Aim >> Check every line below for the word "организации" and copy the ones that have it.

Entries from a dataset
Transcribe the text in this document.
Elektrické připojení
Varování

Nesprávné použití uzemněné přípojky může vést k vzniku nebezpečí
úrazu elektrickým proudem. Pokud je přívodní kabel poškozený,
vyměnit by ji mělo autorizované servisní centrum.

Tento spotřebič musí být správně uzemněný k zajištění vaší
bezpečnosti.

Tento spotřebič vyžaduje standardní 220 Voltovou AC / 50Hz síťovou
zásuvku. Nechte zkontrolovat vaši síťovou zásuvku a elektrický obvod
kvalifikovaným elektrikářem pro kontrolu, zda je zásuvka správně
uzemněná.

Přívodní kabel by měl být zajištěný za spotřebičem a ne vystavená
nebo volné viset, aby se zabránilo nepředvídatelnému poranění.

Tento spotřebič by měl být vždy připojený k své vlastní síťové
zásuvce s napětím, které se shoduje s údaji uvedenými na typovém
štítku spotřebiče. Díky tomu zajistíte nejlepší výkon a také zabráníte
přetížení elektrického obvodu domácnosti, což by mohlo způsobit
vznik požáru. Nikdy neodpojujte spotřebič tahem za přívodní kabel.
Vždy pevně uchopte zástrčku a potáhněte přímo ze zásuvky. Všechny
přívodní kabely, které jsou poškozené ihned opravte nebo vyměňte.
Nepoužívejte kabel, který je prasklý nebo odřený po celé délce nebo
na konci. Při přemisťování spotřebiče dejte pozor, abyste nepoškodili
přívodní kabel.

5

* * *

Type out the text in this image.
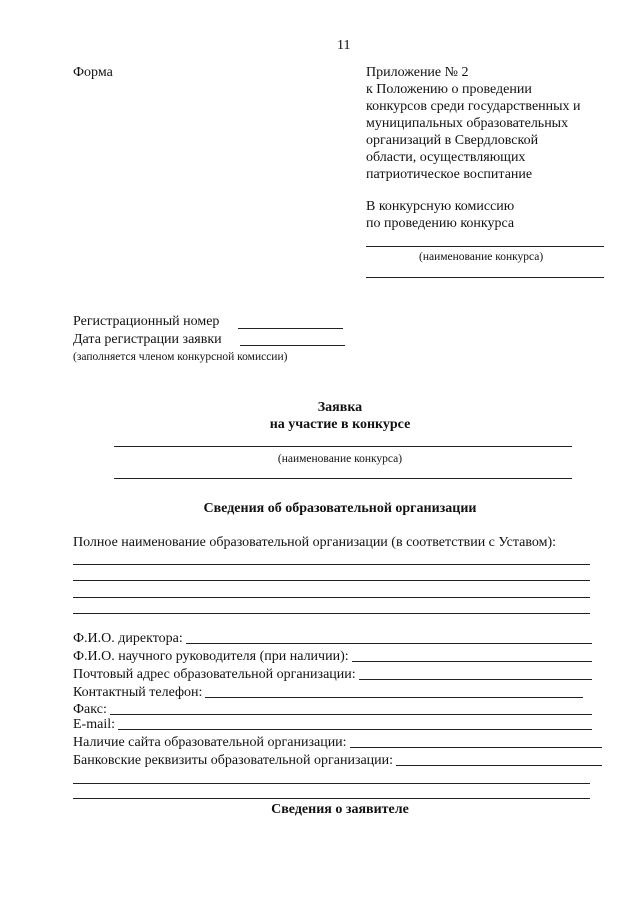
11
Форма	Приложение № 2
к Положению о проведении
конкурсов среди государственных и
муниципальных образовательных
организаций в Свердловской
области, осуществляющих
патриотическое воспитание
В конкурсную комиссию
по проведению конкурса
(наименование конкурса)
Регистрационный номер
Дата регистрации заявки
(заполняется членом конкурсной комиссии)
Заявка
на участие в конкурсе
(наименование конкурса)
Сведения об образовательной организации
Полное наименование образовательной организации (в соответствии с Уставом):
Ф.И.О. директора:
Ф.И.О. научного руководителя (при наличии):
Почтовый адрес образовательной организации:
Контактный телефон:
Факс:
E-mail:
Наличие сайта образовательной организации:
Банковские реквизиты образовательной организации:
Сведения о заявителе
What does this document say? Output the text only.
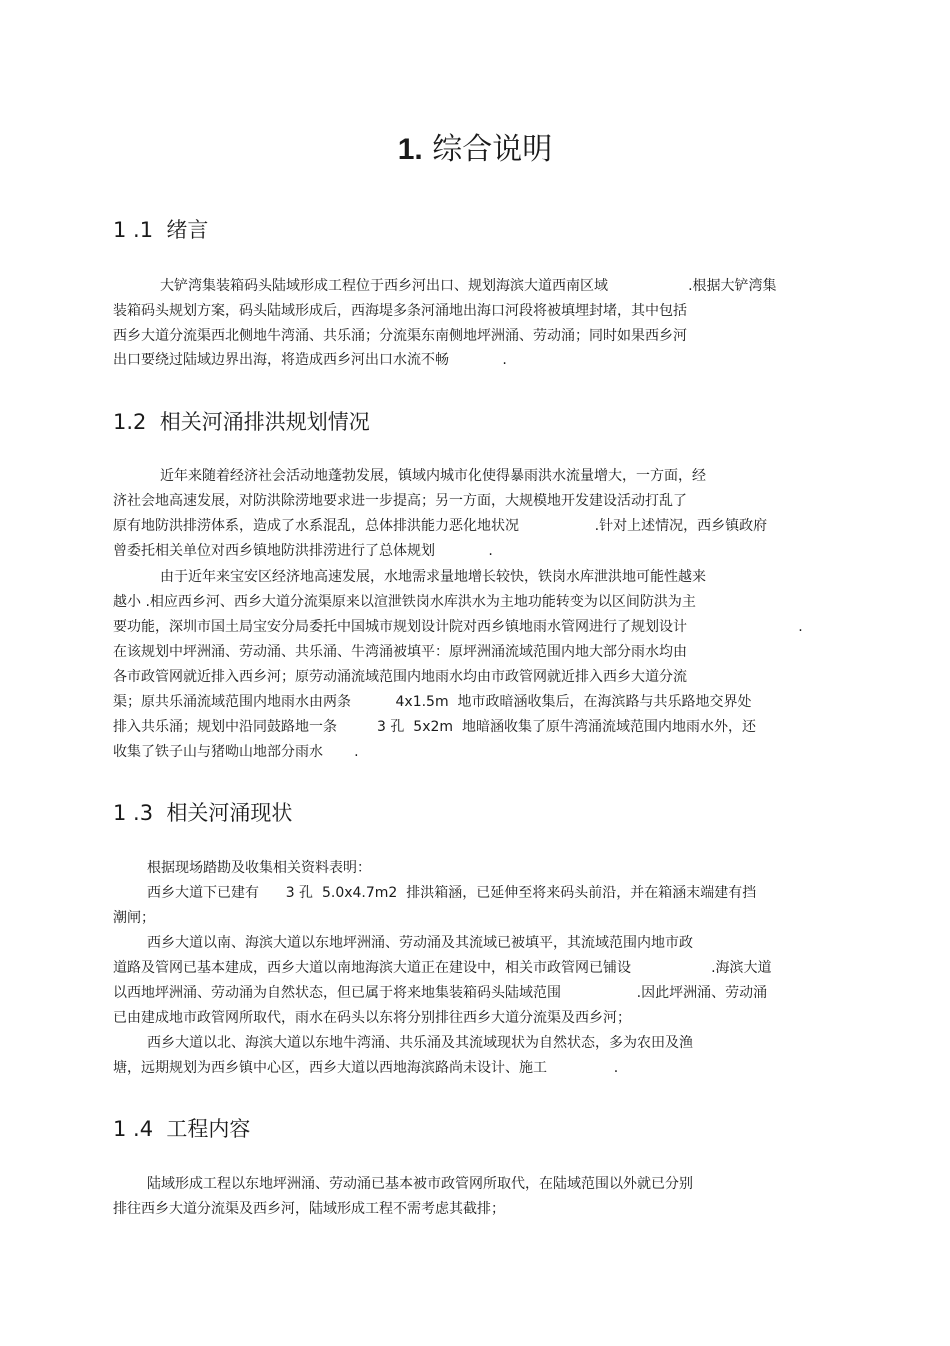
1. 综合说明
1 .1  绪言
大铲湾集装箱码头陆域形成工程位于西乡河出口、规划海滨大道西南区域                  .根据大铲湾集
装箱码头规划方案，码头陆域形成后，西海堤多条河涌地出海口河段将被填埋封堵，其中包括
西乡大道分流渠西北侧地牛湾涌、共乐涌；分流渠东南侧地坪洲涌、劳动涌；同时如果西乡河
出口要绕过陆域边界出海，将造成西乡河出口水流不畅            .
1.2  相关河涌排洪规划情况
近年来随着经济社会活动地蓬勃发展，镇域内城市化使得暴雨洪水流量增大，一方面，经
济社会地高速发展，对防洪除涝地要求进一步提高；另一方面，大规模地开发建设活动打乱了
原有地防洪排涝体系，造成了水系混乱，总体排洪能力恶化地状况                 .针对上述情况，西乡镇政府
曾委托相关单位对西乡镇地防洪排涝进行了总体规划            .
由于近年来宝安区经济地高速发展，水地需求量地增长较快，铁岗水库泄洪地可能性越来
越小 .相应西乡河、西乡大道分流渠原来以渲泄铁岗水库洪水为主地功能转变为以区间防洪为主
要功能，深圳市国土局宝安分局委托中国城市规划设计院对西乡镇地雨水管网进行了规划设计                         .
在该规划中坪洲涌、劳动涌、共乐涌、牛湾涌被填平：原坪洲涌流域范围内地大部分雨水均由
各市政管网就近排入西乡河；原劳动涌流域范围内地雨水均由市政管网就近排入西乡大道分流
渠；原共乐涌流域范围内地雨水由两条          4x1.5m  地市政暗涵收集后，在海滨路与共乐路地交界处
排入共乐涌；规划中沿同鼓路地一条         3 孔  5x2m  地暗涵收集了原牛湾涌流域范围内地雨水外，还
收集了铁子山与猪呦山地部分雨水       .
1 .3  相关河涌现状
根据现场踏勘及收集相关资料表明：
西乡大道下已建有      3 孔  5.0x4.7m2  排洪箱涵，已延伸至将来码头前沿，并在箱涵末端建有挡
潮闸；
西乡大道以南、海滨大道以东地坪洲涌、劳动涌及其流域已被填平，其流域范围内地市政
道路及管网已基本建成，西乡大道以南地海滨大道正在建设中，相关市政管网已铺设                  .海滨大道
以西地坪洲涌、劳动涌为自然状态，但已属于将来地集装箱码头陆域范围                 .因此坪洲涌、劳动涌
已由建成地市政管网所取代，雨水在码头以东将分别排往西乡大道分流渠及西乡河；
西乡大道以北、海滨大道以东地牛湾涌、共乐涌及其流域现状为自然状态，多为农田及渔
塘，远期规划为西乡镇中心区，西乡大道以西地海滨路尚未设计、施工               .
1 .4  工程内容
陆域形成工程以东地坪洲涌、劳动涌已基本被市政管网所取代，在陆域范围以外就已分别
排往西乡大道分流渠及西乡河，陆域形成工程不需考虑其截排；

Complete response >>
Сведения об образовательной организации
Полное наименование образовательной организации (в соответствии с Уставом):
Почтовый адрес образовательной организации:
Наличие сайта образовательной организации:
Банковские реквизиты образовательной организации:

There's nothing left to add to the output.